DATASET RECORDS
++++++++++
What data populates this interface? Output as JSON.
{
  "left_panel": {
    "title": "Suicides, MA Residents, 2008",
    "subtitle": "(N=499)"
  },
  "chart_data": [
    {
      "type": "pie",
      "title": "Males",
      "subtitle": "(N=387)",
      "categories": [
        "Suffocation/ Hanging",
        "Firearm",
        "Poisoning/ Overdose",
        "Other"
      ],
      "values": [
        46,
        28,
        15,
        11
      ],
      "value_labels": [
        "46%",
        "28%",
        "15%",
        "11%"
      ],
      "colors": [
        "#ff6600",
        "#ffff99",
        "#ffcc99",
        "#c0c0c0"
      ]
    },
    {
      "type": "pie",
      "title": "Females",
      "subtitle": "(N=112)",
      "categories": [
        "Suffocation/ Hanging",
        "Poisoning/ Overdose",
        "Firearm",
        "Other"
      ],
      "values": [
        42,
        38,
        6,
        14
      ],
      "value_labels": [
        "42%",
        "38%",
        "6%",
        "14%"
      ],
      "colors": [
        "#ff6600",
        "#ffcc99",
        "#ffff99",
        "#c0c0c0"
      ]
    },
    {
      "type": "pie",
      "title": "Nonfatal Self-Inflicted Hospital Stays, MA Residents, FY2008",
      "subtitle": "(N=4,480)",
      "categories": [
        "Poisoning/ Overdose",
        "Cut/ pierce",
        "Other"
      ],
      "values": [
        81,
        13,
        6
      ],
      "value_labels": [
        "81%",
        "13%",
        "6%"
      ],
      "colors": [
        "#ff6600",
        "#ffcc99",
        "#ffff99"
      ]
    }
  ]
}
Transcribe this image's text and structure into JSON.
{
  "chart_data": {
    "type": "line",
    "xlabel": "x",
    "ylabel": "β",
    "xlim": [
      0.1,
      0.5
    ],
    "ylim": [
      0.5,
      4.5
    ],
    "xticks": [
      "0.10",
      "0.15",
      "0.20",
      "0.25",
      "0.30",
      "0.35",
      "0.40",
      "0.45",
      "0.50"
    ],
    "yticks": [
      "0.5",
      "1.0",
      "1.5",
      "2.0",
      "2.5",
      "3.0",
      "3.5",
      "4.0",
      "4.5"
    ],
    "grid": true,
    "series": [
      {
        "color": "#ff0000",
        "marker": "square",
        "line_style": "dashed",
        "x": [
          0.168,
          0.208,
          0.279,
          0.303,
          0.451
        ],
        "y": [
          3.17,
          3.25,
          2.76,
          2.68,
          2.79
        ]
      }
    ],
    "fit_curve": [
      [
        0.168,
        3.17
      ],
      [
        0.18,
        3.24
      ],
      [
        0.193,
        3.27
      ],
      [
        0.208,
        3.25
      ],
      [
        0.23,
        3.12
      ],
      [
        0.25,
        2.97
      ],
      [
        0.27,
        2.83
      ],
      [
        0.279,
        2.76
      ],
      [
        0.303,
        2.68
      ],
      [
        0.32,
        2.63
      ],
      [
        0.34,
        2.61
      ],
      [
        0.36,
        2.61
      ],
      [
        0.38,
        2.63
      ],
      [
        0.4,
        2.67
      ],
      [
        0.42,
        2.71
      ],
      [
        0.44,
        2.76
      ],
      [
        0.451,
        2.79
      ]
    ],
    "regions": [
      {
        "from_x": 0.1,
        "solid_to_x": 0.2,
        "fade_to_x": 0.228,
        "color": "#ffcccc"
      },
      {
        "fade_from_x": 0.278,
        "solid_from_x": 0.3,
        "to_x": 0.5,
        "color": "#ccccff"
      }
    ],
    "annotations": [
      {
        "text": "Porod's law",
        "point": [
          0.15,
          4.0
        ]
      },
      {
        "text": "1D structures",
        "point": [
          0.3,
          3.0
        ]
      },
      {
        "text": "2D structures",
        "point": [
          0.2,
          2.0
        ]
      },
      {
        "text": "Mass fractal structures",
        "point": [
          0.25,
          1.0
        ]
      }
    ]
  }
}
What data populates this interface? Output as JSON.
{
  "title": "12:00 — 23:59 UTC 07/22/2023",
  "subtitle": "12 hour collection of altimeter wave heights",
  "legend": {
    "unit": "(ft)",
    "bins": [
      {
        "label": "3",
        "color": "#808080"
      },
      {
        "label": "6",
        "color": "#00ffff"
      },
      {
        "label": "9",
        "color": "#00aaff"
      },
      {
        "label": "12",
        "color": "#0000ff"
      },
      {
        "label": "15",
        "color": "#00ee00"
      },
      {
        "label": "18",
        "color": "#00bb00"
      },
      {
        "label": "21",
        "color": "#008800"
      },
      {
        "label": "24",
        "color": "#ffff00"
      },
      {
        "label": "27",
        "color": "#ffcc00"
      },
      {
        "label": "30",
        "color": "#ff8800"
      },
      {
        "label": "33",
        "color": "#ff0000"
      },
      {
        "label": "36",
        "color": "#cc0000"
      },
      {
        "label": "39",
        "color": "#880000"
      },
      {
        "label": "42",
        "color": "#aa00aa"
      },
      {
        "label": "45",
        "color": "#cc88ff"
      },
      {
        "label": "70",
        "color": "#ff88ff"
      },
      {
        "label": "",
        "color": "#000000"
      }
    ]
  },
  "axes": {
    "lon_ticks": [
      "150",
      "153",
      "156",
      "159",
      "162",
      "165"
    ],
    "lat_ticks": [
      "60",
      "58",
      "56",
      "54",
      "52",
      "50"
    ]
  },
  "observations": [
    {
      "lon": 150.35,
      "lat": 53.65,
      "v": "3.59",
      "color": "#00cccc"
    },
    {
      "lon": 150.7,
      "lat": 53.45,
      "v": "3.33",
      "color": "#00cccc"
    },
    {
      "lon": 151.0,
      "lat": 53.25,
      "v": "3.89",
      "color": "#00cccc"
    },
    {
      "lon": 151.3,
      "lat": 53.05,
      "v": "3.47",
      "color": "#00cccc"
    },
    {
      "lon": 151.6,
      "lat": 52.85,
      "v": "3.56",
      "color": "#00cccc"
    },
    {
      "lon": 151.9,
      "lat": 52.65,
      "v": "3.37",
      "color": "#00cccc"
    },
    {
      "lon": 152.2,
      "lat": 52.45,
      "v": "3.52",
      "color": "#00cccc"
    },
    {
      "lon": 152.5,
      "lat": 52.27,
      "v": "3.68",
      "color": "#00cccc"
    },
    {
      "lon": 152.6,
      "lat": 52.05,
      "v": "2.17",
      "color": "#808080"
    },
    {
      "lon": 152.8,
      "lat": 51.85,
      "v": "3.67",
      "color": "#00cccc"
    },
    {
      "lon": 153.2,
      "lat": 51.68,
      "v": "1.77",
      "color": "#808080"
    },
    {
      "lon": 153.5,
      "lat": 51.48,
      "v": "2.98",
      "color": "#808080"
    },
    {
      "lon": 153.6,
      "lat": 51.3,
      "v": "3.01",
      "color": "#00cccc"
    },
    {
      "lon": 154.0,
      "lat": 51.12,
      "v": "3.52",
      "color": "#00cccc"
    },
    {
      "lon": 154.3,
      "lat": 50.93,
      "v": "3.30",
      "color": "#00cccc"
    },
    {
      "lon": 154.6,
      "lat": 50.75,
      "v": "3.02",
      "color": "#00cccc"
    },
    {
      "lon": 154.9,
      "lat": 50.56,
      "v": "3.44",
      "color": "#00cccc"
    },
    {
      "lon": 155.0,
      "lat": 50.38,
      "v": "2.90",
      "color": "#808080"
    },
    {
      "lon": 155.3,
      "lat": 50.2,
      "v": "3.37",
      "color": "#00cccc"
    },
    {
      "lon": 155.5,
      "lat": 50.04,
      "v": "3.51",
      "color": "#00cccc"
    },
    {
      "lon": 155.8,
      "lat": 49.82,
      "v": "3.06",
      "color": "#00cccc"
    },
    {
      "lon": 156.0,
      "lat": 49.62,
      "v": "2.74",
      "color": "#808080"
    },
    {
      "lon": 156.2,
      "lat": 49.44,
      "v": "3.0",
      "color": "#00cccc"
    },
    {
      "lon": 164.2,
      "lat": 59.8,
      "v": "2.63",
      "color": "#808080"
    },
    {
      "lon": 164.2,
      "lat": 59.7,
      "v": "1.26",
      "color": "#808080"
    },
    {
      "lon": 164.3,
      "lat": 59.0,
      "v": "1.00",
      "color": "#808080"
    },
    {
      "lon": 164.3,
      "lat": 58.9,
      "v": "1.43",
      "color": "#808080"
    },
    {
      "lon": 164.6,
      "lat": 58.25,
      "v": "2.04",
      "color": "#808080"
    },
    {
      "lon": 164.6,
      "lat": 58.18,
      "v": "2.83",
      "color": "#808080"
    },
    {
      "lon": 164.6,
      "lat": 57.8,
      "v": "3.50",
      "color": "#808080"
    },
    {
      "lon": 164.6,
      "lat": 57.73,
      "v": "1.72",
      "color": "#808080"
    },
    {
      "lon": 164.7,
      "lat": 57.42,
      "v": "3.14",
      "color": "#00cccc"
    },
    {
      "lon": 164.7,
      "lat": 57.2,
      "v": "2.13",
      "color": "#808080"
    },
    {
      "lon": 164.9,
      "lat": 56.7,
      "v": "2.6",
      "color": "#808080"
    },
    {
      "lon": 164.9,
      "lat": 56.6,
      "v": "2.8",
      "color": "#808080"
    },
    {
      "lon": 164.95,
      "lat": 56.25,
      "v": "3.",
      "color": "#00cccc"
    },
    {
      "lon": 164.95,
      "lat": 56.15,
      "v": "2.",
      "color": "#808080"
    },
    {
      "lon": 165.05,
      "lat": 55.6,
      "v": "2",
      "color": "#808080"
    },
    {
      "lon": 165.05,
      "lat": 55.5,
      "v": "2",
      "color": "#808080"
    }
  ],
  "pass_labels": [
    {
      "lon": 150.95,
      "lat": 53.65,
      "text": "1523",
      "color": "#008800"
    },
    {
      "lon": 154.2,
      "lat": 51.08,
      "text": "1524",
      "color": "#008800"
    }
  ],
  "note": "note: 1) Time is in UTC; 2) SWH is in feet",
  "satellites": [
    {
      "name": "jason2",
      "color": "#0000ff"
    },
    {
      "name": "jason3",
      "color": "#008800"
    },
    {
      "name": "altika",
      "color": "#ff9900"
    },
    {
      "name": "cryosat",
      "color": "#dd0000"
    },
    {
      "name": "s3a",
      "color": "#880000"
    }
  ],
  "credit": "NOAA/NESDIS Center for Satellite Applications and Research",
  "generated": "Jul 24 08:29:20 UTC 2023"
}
++++++++++
WHAT THIS TASK INVOLVES
Search the records for the string "name" and return every line in which it occurs.

RESULT FOR THIS TASK
      "name": "jason2",
      "name": "jason3",
      "name": "altika",
      "name": "cryosat",
      "name": "s3a",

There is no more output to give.